Auch in der Musik setzt sich die Elektronik immer mehr durch.
Zu dieser Schlußfolgerung kommt das Magazin radio fernsehen
elektronik in der Ausgabe vom September 1968
1. In dem Heft wird das Subharchord als Erfindung des Rundfunk-
und Fernsehtechnischen Zentralamtes der Deutschen Post (Berlin-Adlershof)
anhand einer weiterentwickelten Version ausführlich beschrieben.
Eine Ausgabe vorher wurde in der Fachzeitschrift bereits ein spannungsgesteuerter
Rechteckwellengenerator inklusive Bauanleitung vorgestellt 2.
Spannungsgesteuerte Oszillatoren? Zieht hier eine Moog´sche Wolke
nach Osten, die unserem subharmonischen Instrument die Zukunft verdunkelt?
Noch scheint die Sicht gut zu sein, denn in den Technischen Mitteilungen
des RFZ vom Dezember 1967 heißt es: Während sich das
Experimentalstudio im RFZ weiterhin der Entwicklung und der Klangforschung
widmen wird, ist zukünftig vorgesehen, in einem reinen Produktionsstudio
im Funkhaus Berlin autonome Stücke zu realisieren.3
Das heißt, das Tonstudio im Labor für Akustisch-Musikalische
Grenzprobleme, der Geburtsstätte des Subharchords, soll ab 1968/69
ins große Berliner Funkhaus an der Spree verlegt werden. Dies war
ein Gedanke, der schon Mitte der 60er Jahre gefaßt worden war. Das
Subharchord würde dann, so wie es sich die Erfinder von Anfang an
vorgestellt hatten, als Kernstück eines großen professionellen
Produktionsstudios glänzen.
Während die Planung lief und die erforderliche technische Studio-Ausstattung
bereits bestellt und gebaut wurde, verfinsterte sich die politische Wetterlage,
eine Situation entstand, die schließlich das Ende des Subharchords
zur Folge hatte.
Cover
der Fachzeitschrift radio fernsehen elektronik, 1968
Eine Konkurrenz oder gar Verdrängung durch die Einführung und
Verbreitung neuer kleiner transportabler Synthesizer wie dem Minimoog
oder dem Klanglabor im Koffer, dem EMS Synthi AKS, war zu dem damaligen
Zeitpunkt, Ende der 60er Jahre, noch nicht gegeben, denn diese Instrumente
standen erst Mitte der 70er in der DDR vereinzelt zur Verfügung.
In technischer Hinsicht war das Subharchord keineswegs plötzlich
veraltet oder ersetzbar geworden.

▶ **Extrahierte Einträge**

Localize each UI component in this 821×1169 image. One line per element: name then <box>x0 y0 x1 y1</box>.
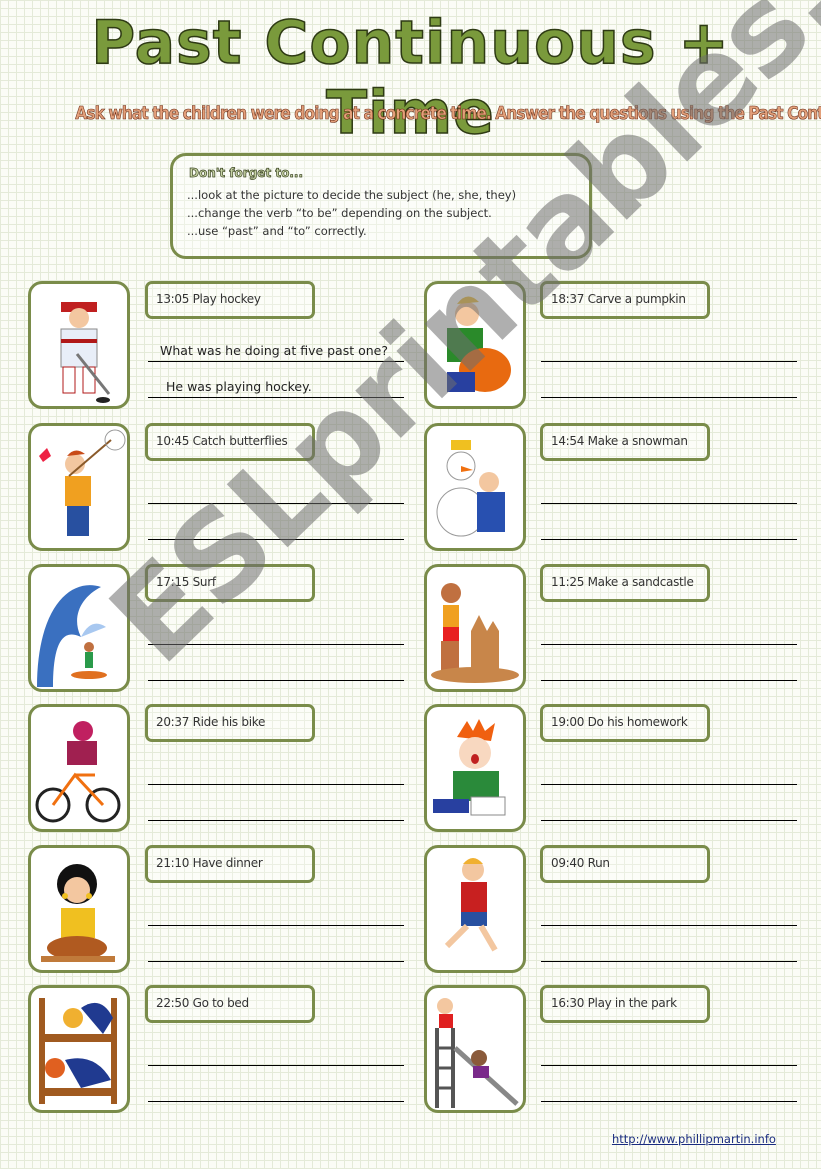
prompt-label: 19:00 Do his homework <box>551 715 688 729</box>
bunk-bed-picture <box>28 985 130 1113</box>
playground-slide-icon <box>435 998 519 1108</box>
answer-line[interactable] <box>148 961 404 962</box>
hockey-player-picture <box>28 281 130 409</box>
answer-line[interactable] <box>541 680 797 681</box>
sandcastle-picture <box>424 564 526 692</box>
page-title: Past Continuous + Time <box>90 7 730 149</box>
dinner-turkey-icon <box>41 864 115 962</box>
answer-line[interactable] <box>148 397 404 398</box>
question-line[interactable] <box>541 1065 797 1066</box>
sandcastle-icon <box>431 583 519 683</box>
homework-picture <box>424 704 526 832</box>
bunk-bed-icon <box>39 998 117 1104</box>
question-line[interactable] <box>541 644 797 645</box>
pumpkin-carving-icon <box>447 296 511 392</box>
prompt-label: 14:54 Make a snowman <box>551 434 688 448</box>
tip-line: ...look at the picture to decide the sub… <box>187 188 517 202</box>
prompt-label: 11:25 Make a sandcastle <box>551 575 694 589</box>
question-line[interactable] <box>148 1065 404 1066</box>
prompt-box: 20:37 Ride his bike <box>145 704 315 742</box>
question-line[interactable] <box>148 784 404 785</box>
prompt-label: 13:05 Play hockey <box>156 292 261 306</box>
prompt-label: 09:40 Run <box>551 856 610 870</box>
answer-line[interactable] <box>541 1101 797 1102</box>
dinner-turkey-picture <box>28 845 130 973</box>
tips-heading: Don't forget to... <box>189 166 304 181</box>
prompt-label: 17:15 Surf <box>156 575 216 589</box>
question-line[interactable] <box>148 644 404 645</box>
answer-text: He was playing hockey. <box>166 379 312 394</box>
answer-line[interactable] <box>148 1101 404 1102</box>
prompt-label: 10:45 Catch butterflies <box>156 434 288 448</box>
hockey-player-icon <box>60 302 111 403</box>
answer-line[interactable] <box>541 961 797 962</box>
prompt-box: 14:54 Make a snowman <box>540 423 710 461</box>
prompt-label: 22:50 Go to bed <box>156 996 249 1010</box>
question-line[interactable] <box>541 784 797 785</box>
snowman-picture <box>424 423 526 551</box>
prompt-box: 22:50 Go to bed <box>145 985 315 1023</box>
question-text: What was he doing at five past one? <box>160 343 389 358</box>
surfing-wave-icon <box>37 585 107 687</box>
prompt-label: 20:37 Ride his bike <box>156 715 266 729</box>
credit-link[interactable]: http://www.phillipmartin.info <box>612 1132 776 1146</box>
prompt-box: 09:40 Run <box>540 845 710 883</box>
prompt-box: 17:15 Surf <box>145 564 315 602</box>
prompt-box: 21:10 Have dinner <box>145 845 315 883</box>
prompt-box: 10:45 Catch butterflies <box>145 423 315 461</box>
prompt-box: 18:37 Carve a pumpkin <box>540 281 710 319</box>
answer-line[interactable] <box>541 820 797 821</box>
answer-line[interactable] <box>148 820 404 821</box>
butterfly-net-picture <box>28 423 130 551</box>
prompt-box: 19:00 Do his homework <box>540 704 710 742</box>
running-boy-picture <box>424 845 526 973</box>
playground-slide-picture <box>424 985 526 1113</box>
tips-box: Don't forget to... ...look at the pictur… <box>170 153 592 259</box>
question-line[interactable] <box>148 361 404 362</box>
answer-line[interactable] <box>148 680 404 681</box>
surfing-wave-picture <box>28 564 130 692</box>
pumpkin-carving-picture <box>424 281 526 409</box>
prompt-box: 13:05 Play hockey <box>145 281 315 319</box>
running-boy-icon <box>444 858 498 952</box>
homework-icon <box>433 719 506 816</box>
bicycle-icon <box>35 721 121 823</box>
question-line[interactable] <box>541 503 797 504</box>
question-line[interactable] <box>148 503 404 504</box>
answer-line[interactable] <box>541 539 797 540</box>
prompt-label: 21:10 Have dinner <box>156 856 263 870</box>
answer-line[interactable] <box>541 397 797 398</box>
prompt-box: 11:25 Make a sandcastle <box>540 564 710 602</box>
prompt-label: 18:37 Carve a pumpkin <box>551 292 686 306</box>
prompt-label: 16:30 Play in the park <box>551 996 677 1010</box>
tip-line: ...use “past” and “to” correctly. <box>187 224 367 238</box>
butterfly-net-icon <box>39 429 126 536</box>
prompt-box: 16:30 Play in the park <box>540 985 710 1023</box>
bicycle-picture <box>28 704 130 832</box>
tip-line: ...change the verb “to be” depending on … <box>187 206 492 220</box>
question-line[interactable] <box>148 925 404 926</box>
answer-line[interactable] <box>148 539 404 540</box>
snowman-icon <box>436 440 505 537</box>
question-line[interactable] <box>541 925 797 926</box>
question-line[interactable] <box>541 361 797 362</box>
instructions: Ask what the children were doing at a co… <box>75 103 821 125</box>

▶ **Arbeitsauftrag**
1. Zitiere aus dem Quelldokument wörtlich die Passage, die mit den Worten „Zu dieser Schlußfolgerung“ beginnt und nach „Bauanleitung vorgestellt 2.“ endet.
2. Wie lautet der Satz „In technischer Hinsicht war das Subharchord keineswegs plötzlich veraltet oder ersetzbar geworden.“ aus dem Quelldokument auf Englisch?

▶ **Ergebnisse der Reihenfolge**
1.
Zu dieser Schlußfolgerung kommt das Magazin radio fernsehen
elektronik in der Ausgabe vom September 1968
1. In dem Heft wird das Subharchord als Erfindung des Rundfunk-
und Fernsehtechnischen Zentralamtes der Deutschen Post (Berlin-Adlershof)
anhand einer weiterentwickelten Version ausführlich beschrieben.
Eine Ausgabe vorher wurde in der Fachzeitschrift bereits ein spannungsgesteuerter
Rechteckwellengenerator inklusive Bauanleitung vorgestellt 2.

2. Technically, the Subharchord had by no means suddenly become obsolete or replaceable.